(Lines of data)
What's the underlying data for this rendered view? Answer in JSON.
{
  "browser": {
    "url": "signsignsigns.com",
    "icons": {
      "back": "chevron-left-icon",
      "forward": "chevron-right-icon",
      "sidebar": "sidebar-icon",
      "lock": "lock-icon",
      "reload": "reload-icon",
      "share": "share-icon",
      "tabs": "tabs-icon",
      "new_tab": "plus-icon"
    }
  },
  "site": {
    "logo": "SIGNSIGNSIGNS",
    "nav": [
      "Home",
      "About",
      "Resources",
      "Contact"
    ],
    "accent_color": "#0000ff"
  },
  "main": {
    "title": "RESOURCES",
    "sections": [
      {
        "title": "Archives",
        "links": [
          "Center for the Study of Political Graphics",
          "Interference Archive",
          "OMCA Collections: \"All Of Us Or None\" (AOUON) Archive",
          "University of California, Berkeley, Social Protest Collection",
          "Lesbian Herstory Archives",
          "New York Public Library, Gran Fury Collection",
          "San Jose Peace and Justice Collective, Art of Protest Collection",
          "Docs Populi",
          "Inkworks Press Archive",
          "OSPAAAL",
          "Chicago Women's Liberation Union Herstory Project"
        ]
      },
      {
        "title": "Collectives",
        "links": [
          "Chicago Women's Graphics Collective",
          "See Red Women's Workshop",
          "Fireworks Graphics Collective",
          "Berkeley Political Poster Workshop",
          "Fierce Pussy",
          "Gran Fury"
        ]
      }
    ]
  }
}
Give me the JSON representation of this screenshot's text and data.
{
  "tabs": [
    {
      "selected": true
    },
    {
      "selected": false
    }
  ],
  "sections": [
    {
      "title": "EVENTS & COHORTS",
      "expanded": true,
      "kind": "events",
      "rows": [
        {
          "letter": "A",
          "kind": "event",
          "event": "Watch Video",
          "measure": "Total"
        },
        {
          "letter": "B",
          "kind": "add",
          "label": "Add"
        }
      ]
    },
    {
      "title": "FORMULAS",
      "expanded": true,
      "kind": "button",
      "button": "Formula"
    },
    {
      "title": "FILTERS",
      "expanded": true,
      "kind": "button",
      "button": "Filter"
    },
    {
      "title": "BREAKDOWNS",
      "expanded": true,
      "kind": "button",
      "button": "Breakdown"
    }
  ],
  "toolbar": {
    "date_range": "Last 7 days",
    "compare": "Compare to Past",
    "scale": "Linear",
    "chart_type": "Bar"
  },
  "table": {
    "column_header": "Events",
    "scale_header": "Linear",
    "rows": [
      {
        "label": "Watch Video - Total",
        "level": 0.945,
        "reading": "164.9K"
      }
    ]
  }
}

# [AIM]
Filter the records above and return every line that holds the word "Chicago".

# [RESPONSE TO THE EXERCISE]
          "Chicago Women's Liberation Union Herstory Project"
          "Chicago Women's Graphics Collective",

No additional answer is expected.